== Task to complete ==
Return each line of the records holding the string "kind".

[START]

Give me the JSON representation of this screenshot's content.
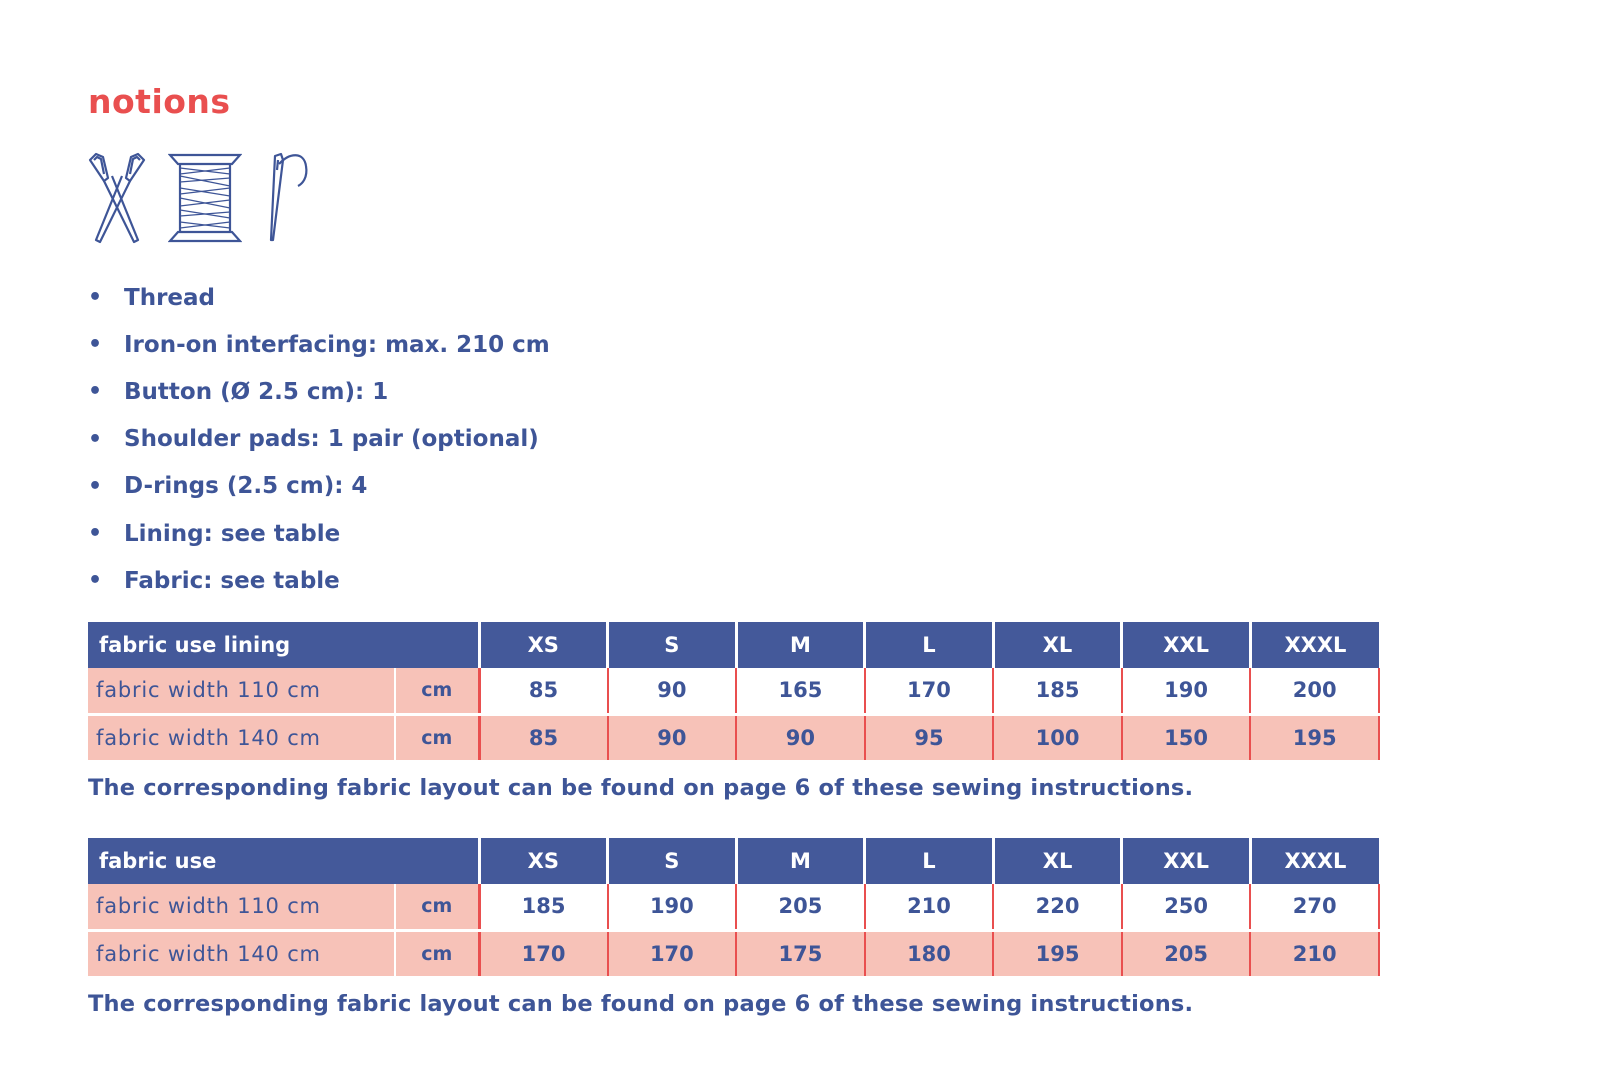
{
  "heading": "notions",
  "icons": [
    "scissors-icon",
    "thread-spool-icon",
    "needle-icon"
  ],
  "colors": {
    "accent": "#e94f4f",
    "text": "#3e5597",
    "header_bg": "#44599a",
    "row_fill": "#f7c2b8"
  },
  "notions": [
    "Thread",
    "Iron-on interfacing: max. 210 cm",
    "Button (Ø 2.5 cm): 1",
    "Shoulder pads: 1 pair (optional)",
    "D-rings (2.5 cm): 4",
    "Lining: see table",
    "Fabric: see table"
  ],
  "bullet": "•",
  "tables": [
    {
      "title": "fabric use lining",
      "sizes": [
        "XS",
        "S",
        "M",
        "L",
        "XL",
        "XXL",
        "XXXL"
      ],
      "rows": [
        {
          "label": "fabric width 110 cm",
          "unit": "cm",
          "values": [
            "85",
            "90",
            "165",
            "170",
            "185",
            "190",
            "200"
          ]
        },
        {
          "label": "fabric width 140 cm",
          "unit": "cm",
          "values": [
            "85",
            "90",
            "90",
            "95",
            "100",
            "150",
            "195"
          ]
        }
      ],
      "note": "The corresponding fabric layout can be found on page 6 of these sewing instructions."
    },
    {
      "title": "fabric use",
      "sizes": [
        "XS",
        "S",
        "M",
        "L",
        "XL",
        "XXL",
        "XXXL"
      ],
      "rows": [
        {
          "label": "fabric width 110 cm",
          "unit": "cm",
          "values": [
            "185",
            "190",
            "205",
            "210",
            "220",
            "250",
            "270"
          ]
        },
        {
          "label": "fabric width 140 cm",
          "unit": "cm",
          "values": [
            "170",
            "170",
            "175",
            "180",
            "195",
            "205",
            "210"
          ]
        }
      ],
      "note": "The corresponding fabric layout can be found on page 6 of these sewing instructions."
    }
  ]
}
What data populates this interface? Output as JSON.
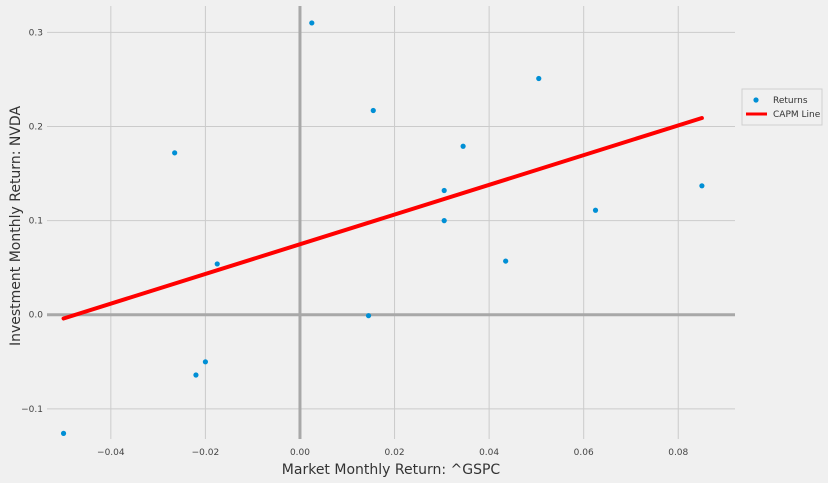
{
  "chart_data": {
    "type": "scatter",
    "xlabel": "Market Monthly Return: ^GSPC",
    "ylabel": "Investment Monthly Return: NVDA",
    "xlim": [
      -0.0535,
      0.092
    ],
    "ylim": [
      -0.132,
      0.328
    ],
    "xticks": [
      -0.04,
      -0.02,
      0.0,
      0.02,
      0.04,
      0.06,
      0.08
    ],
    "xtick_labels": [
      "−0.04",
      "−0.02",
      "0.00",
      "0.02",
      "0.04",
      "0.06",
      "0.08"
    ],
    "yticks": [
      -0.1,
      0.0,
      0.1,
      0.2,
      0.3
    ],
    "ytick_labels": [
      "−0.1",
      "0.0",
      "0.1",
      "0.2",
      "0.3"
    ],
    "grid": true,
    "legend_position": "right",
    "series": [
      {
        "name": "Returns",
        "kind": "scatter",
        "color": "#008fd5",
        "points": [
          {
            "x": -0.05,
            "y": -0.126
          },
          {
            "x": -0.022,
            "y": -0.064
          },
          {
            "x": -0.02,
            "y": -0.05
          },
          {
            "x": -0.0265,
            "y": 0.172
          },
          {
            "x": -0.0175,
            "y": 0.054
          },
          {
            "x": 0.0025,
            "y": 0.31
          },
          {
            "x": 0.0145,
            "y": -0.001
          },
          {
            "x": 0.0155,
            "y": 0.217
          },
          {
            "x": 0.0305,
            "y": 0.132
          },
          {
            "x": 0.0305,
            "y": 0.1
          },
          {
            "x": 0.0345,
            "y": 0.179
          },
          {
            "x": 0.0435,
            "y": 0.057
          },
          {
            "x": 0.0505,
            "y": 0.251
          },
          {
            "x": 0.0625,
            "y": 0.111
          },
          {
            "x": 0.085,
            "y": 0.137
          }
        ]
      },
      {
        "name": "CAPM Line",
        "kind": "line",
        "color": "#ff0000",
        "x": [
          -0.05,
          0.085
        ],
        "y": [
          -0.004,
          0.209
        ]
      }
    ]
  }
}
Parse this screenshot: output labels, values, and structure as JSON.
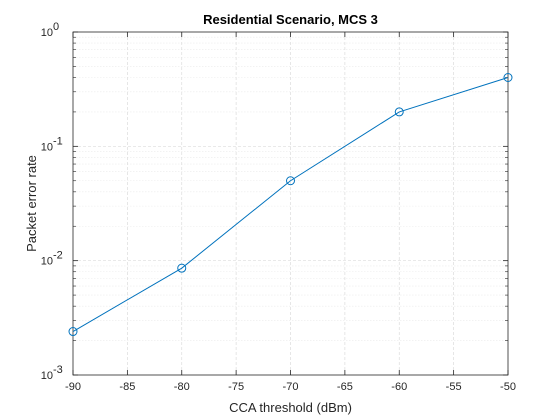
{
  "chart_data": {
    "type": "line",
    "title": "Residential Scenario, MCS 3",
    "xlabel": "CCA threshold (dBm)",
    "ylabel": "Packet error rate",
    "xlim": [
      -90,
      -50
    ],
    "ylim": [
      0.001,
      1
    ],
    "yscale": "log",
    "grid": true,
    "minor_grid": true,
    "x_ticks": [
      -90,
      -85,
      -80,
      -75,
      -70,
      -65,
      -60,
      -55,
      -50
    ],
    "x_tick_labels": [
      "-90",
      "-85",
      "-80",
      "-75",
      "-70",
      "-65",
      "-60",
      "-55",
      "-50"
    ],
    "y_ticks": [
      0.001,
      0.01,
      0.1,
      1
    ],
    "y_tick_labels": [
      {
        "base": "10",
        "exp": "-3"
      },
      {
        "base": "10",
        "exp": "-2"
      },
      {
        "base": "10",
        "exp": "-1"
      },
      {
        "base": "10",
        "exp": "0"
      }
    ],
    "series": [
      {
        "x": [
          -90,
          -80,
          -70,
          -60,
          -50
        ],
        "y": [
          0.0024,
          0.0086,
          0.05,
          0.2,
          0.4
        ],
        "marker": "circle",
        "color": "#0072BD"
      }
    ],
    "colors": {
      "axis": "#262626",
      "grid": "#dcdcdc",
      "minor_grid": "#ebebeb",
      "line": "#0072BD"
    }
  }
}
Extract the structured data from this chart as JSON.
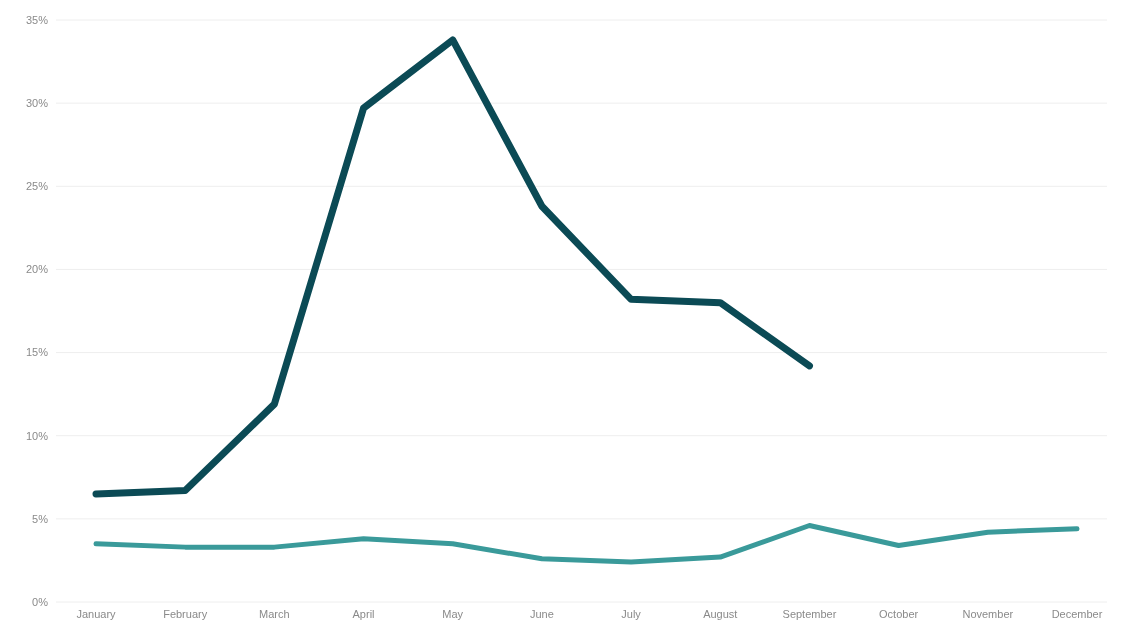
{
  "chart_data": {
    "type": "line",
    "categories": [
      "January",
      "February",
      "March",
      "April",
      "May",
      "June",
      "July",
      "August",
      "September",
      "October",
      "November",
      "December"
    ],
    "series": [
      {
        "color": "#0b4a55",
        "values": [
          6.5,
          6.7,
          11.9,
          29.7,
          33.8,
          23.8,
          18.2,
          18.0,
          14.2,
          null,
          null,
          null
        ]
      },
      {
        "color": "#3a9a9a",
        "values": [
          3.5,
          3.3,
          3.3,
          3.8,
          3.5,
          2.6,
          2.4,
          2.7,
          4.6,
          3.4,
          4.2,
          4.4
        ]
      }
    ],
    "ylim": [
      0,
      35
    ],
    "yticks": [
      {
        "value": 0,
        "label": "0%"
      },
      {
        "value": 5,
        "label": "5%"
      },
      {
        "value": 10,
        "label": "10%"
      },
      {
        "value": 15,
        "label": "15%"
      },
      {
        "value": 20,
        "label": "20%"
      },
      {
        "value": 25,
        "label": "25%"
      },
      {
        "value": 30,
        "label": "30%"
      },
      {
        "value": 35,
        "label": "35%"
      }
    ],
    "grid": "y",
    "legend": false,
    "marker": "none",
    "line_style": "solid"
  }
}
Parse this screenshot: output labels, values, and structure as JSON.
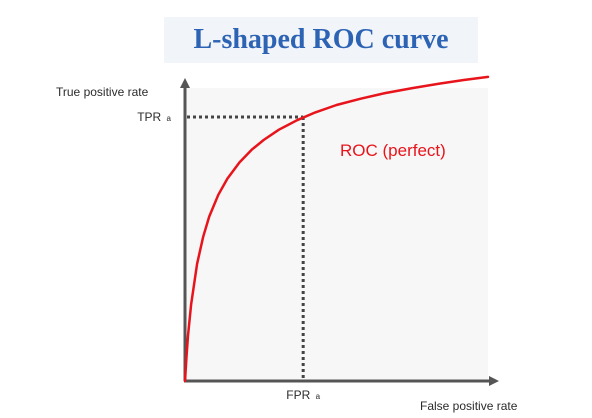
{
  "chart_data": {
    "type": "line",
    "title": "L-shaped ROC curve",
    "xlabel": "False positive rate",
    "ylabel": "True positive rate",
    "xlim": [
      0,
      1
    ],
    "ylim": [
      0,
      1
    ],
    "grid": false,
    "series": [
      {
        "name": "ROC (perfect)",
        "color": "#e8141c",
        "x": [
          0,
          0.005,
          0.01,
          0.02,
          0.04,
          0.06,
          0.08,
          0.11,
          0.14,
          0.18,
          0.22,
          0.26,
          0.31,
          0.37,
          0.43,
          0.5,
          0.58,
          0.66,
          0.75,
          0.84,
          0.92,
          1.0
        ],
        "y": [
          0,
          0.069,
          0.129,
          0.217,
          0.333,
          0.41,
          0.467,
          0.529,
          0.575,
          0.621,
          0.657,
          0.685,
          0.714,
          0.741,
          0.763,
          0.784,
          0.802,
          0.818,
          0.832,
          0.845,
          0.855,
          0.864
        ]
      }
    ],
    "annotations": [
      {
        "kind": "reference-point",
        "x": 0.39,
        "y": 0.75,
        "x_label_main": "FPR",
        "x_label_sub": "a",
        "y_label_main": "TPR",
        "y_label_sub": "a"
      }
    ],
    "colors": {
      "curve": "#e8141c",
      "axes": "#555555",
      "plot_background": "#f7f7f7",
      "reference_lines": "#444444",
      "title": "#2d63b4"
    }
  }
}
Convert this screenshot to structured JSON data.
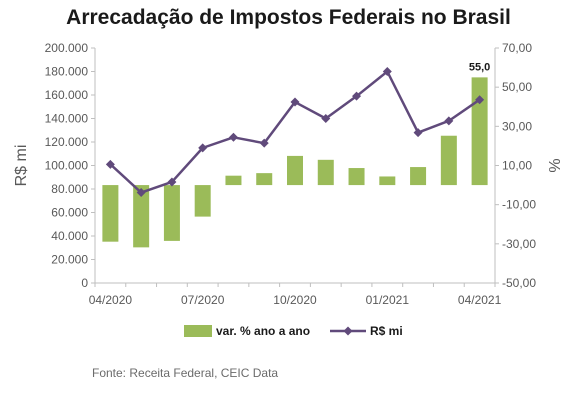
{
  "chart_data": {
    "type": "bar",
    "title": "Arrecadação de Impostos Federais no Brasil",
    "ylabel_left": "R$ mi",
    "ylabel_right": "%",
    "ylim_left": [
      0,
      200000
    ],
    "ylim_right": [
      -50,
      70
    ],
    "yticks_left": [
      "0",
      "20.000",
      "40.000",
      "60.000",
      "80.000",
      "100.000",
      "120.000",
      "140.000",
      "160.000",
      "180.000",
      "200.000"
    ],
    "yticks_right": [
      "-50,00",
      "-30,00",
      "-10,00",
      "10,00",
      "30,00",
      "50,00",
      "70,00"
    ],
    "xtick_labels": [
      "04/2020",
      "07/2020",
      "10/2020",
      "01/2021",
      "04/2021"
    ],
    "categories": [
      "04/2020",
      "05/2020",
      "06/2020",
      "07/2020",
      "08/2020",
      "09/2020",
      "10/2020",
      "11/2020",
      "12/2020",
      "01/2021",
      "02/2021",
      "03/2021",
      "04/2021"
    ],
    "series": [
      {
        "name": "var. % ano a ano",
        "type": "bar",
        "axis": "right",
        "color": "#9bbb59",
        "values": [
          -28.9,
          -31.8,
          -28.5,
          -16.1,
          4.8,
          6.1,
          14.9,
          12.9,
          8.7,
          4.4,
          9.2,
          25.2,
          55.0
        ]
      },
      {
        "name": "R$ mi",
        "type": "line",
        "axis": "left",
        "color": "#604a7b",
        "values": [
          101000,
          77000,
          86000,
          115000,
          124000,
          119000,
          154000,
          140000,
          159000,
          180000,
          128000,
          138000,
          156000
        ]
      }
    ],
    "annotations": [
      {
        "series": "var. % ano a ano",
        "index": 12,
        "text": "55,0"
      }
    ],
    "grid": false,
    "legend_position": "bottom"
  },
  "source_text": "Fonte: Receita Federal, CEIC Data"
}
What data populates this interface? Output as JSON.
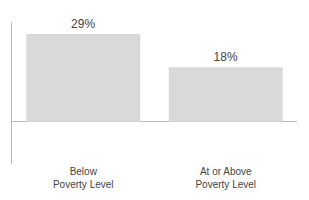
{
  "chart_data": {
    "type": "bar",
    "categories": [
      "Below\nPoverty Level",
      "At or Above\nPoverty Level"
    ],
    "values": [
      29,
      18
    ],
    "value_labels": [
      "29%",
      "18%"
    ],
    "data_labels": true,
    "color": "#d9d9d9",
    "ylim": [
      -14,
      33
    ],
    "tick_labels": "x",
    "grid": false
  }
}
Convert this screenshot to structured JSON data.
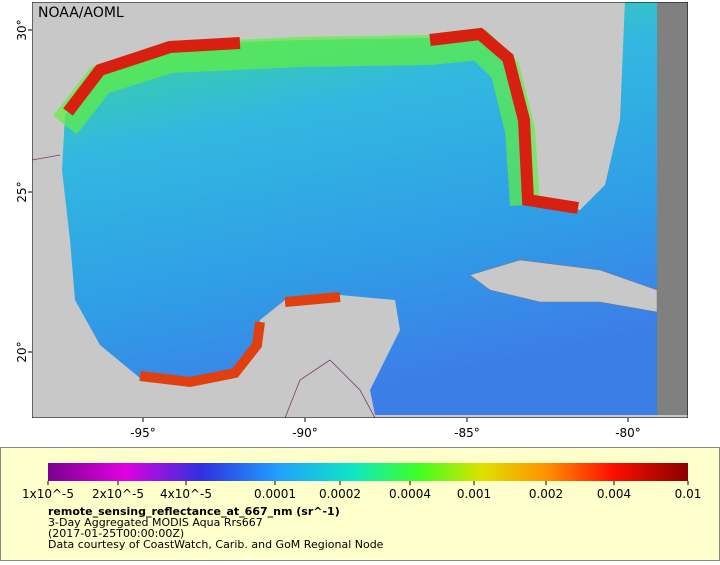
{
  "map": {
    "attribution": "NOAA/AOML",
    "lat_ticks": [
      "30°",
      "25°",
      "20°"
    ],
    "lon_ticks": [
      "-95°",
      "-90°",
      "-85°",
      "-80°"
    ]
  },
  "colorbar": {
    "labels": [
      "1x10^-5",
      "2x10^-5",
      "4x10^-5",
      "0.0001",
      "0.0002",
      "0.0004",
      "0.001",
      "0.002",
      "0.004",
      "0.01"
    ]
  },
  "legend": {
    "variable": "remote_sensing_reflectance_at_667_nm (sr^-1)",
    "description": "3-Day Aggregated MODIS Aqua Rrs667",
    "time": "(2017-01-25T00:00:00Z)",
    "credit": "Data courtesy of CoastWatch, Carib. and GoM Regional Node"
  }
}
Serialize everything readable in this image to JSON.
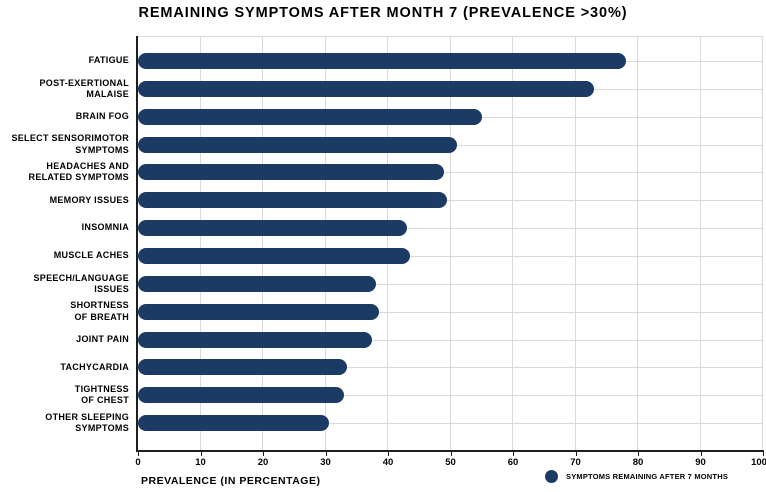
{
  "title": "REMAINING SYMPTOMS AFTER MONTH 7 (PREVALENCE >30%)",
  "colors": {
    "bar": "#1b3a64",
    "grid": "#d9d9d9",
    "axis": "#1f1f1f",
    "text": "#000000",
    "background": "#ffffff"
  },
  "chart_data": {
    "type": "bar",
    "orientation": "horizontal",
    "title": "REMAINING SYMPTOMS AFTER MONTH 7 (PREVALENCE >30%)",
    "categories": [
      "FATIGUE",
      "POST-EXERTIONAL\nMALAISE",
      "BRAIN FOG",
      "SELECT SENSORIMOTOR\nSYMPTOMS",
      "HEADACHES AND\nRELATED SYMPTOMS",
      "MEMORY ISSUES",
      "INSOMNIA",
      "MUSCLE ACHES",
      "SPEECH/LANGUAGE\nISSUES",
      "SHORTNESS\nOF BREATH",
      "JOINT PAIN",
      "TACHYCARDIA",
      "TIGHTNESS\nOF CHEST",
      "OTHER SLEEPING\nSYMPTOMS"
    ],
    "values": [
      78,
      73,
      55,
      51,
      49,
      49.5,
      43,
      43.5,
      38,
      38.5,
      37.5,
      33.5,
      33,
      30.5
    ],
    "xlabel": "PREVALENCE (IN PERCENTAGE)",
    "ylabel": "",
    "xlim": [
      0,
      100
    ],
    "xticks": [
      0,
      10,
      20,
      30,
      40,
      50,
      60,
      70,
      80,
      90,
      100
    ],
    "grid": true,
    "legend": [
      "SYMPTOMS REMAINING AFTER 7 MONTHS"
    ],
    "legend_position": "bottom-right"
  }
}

[END]

== Reply ==
        "kind": "scatter",
        "kind": "line",
        "kind": "reference-point",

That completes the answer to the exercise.